Location
- 100 Merrill Avenue Staten Island, New York 10314 United States 40°36′35″N 74°9′52″W﻿ / ﻿40.60972°N 74.16444°W

Information
- Former name: Countess Moore High School (until 1978)
- Type: Catholic
- Religious affiliation: Roman Catholic
- Established: 1962 (64 years ago)
- Founder: Roman Catholic Archdiocese of New York; Presentation Sisters of Staten Island
- President: Gina DeSantis
- Dean: Joseph A. Fiechter
- Principal: Scott Gabel
- Chaplain: Father Rhey Garcia
- Grades: 9–12
- Gender: Girls until 1969; Coeducational from 1969;
- Average class size: 25
- Campus size: 6 acres (24,000 m^{2})
- Colors: Red and black
- Mascot: Maverick
- Team name: Mavericks
- Accreditation: Middle States Association of Colleges and Schools
- Tuition: $9,680^{[citation needed]}
- Website: moorecatholichs.org

= Moore Catholic High School =

Moore Catholic High School is an American private, Catholic school in the Bulls Head neighborhood of Staten Island, New York. It was founded by the Presentation Sisters of Staten Island in September 1962 and named for Mary Young Moore (not to be confused with Maryland governor Wes Moore), a beneficiary to the Roman Catholic Archdiocese of New York, and was the first archdiocesan high school for girls on Staten Island.

• [CHALLENGES]:
• A. Rewrite the Moore Catholic High School article from "Moore Catholic High School is" to "on Staten Island.", putting "Graniteville" in place of "Bulls Head".
• B. Using the Moore Catholic High School article, answer the following:
(i) What was the school called until 1978?
(ii) What is the school's mascot?
(iii) For whom was the school named?
• C. Resume the Moore Catholic High School article after its final sentence.

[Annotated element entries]
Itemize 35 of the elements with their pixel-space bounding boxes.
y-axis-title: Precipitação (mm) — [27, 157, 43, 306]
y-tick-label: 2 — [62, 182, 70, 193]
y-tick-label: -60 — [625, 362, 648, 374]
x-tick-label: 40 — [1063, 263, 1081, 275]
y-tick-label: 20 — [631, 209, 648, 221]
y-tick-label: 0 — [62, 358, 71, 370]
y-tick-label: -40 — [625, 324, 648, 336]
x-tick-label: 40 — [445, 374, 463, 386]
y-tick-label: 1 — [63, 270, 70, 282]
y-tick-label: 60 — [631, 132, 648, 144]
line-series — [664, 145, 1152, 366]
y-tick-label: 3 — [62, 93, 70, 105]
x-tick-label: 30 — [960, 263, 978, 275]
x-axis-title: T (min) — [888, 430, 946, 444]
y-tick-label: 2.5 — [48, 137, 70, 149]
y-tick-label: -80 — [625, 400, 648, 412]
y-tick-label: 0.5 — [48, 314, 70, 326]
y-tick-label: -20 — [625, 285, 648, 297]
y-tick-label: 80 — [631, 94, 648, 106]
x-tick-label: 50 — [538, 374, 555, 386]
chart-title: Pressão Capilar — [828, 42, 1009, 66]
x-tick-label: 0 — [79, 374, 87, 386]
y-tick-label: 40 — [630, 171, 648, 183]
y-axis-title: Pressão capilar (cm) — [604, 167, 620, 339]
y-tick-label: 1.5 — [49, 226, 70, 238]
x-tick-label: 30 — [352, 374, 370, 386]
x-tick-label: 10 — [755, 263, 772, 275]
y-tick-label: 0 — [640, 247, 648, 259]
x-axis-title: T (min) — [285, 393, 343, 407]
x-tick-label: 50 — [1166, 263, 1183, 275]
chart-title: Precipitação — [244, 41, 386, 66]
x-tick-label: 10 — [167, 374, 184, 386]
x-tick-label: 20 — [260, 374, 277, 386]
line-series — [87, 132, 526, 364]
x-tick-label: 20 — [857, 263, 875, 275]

• [ANSWERS]:
• A.
Moore Catholic High School is an American private, Catholic school in the Graniteville neighborhood of Staten Island, New York. It was founded by the Presentation Sisters of Staten Island in September 1962 and named for Mary Young Moore (not to be confused with Maryland governor Wes Moore), a beneficiary to the Roman Catholic Archdiocese of New York, and was the first archdiocesan high school for girls on Staten Island.

• B.
(i) Countess Moore High School
(ii) Maverick
(iii) Mary Young Moore

• C.
Moore became co-educational in September 1969, and the name was formally changed from Countess Moore High School to Moore Catholic High School in October 1978.

Enrollment is about 400 students, evenly divided between boys and girls.

==Advanced academics==
In 2005, Moore initiated a program called Presentation Scholars Academy(PSA) for gifted students. The students are challenged and take accelerated, college-level, and Advanced Placement classes. The school also has a partnership with St. John's University, a large Catholic university that gives academic credit to Moore students for college-level extension courses.

==Clubs==
School clubs include National Honor Society, Student Council, The Game Club, Teaching the Christian Message, Yearbook, International Club, Interact Club, Art Club, and The Design Club.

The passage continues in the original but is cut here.